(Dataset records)

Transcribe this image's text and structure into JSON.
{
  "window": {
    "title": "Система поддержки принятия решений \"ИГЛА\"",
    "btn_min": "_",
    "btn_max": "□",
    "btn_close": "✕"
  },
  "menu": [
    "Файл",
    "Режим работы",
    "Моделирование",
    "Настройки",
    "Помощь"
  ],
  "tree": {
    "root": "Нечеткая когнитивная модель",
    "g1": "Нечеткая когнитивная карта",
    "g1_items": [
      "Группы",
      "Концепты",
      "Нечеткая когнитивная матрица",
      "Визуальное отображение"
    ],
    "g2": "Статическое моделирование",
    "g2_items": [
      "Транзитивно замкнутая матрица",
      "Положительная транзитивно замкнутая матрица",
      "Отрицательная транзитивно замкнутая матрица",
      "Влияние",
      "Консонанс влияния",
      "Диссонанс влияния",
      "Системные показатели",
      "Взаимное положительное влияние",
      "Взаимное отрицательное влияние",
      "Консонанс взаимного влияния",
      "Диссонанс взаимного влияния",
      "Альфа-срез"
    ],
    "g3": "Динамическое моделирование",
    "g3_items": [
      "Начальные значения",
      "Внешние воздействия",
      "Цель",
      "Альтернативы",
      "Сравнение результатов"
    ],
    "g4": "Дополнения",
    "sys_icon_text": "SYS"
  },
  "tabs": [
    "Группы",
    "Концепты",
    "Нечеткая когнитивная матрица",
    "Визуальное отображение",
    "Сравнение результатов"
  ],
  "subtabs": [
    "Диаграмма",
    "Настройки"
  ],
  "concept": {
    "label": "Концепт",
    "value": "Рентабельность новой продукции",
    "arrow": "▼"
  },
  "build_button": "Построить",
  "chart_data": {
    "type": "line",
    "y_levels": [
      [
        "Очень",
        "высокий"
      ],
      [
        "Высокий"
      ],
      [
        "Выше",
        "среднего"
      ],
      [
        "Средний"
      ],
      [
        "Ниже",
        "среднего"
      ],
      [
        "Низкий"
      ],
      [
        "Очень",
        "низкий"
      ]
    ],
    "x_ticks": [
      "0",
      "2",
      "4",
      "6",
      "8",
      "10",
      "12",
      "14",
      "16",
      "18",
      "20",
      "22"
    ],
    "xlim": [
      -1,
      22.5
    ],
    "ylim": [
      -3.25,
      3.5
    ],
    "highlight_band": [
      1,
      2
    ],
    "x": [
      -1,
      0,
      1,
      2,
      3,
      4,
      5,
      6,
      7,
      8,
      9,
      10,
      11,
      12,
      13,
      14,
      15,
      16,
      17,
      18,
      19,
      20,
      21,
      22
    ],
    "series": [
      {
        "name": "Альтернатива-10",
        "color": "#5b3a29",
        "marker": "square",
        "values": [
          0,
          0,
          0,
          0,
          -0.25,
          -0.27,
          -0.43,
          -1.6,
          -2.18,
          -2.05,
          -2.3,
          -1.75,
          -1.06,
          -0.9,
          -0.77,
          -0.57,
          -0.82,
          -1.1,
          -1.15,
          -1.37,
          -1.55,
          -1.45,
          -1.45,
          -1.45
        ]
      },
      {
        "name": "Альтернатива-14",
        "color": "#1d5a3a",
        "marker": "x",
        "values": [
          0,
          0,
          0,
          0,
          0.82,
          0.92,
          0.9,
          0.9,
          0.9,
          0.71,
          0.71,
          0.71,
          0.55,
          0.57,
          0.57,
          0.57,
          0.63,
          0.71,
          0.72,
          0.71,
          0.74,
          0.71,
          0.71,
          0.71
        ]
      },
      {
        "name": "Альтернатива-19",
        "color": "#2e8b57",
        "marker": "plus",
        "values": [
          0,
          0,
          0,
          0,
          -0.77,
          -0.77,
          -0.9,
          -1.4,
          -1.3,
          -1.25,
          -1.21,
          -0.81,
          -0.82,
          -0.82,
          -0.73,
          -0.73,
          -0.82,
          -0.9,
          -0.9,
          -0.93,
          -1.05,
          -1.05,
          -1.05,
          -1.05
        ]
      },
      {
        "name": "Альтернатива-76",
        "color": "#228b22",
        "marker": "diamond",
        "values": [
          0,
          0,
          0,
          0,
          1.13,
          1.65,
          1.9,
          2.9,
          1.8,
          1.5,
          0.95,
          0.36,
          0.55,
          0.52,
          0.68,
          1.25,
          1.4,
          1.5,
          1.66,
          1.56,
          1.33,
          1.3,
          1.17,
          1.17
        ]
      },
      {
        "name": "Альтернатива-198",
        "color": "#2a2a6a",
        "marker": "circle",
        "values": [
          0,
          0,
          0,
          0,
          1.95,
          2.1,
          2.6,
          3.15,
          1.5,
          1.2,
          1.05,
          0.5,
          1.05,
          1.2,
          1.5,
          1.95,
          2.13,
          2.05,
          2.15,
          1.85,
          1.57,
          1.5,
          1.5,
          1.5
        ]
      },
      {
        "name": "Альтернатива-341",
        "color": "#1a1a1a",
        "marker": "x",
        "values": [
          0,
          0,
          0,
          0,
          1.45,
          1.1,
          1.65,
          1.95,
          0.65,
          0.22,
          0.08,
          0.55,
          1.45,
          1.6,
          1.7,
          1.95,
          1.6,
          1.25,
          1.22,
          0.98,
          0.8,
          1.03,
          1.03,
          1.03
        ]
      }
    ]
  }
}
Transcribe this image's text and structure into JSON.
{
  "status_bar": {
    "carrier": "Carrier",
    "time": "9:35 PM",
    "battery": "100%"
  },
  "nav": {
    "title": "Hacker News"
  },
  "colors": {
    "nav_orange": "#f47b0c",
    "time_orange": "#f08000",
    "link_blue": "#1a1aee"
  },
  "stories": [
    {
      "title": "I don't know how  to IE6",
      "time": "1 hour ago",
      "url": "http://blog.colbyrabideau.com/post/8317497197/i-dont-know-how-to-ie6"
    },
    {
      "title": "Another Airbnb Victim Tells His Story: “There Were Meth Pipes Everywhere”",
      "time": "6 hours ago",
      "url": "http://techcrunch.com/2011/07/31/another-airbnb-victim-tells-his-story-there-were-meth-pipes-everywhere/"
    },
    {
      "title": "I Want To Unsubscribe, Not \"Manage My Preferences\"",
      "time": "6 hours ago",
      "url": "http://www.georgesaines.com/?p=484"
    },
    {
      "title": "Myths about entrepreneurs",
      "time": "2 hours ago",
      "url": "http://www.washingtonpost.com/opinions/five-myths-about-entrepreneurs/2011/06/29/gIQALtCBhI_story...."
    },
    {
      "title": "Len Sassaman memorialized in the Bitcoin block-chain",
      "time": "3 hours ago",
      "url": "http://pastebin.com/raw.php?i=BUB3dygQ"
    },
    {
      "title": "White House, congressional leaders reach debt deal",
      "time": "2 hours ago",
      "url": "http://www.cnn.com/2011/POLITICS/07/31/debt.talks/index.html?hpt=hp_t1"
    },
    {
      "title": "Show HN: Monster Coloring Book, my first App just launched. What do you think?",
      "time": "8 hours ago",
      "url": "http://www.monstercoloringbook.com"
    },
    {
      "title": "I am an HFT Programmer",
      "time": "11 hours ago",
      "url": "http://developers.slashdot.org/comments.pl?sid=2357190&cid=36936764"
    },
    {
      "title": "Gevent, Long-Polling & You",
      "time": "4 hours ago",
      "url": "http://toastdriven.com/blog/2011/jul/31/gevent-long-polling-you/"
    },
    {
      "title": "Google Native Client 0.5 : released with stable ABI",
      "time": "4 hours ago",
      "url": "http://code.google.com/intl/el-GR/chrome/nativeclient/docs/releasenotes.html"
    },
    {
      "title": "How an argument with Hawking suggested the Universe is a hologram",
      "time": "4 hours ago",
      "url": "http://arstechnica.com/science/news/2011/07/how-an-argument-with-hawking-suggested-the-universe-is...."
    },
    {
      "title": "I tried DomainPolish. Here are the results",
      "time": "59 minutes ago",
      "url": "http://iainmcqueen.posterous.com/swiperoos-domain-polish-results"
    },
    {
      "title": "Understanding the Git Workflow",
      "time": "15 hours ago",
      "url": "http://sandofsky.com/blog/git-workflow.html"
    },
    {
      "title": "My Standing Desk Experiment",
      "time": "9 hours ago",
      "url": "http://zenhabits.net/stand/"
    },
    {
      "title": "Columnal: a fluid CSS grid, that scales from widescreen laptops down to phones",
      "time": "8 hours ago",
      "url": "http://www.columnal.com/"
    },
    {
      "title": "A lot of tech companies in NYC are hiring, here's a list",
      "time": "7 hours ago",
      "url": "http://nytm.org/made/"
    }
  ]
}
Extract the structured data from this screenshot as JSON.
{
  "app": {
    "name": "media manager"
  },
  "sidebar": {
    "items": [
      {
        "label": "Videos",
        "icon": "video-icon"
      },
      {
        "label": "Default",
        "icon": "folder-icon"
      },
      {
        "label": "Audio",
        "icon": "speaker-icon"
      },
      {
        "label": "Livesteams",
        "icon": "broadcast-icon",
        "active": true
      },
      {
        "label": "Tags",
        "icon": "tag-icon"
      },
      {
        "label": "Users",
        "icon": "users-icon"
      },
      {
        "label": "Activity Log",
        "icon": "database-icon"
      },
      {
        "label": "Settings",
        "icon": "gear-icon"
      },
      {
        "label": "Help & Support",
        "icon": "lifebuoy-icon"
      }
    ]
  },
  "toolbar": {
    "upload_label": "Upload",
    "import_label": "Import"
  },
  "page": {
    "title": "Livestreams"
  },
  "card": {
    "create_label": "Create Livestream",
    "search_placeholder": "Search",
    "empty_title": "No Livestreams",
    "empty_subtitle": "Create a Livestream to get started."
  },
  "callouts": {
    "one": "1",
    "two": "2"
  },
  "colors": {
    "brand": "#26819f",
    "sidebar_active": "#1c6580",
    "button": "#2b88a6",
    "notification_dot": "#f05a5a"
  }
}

* [Work to complete]: Show each line of the listing that holds the string "Взаимное".

* [Output of the exercise]:
      "Взаимное положительное влияние",
      "Взаимное отрицательное влияние",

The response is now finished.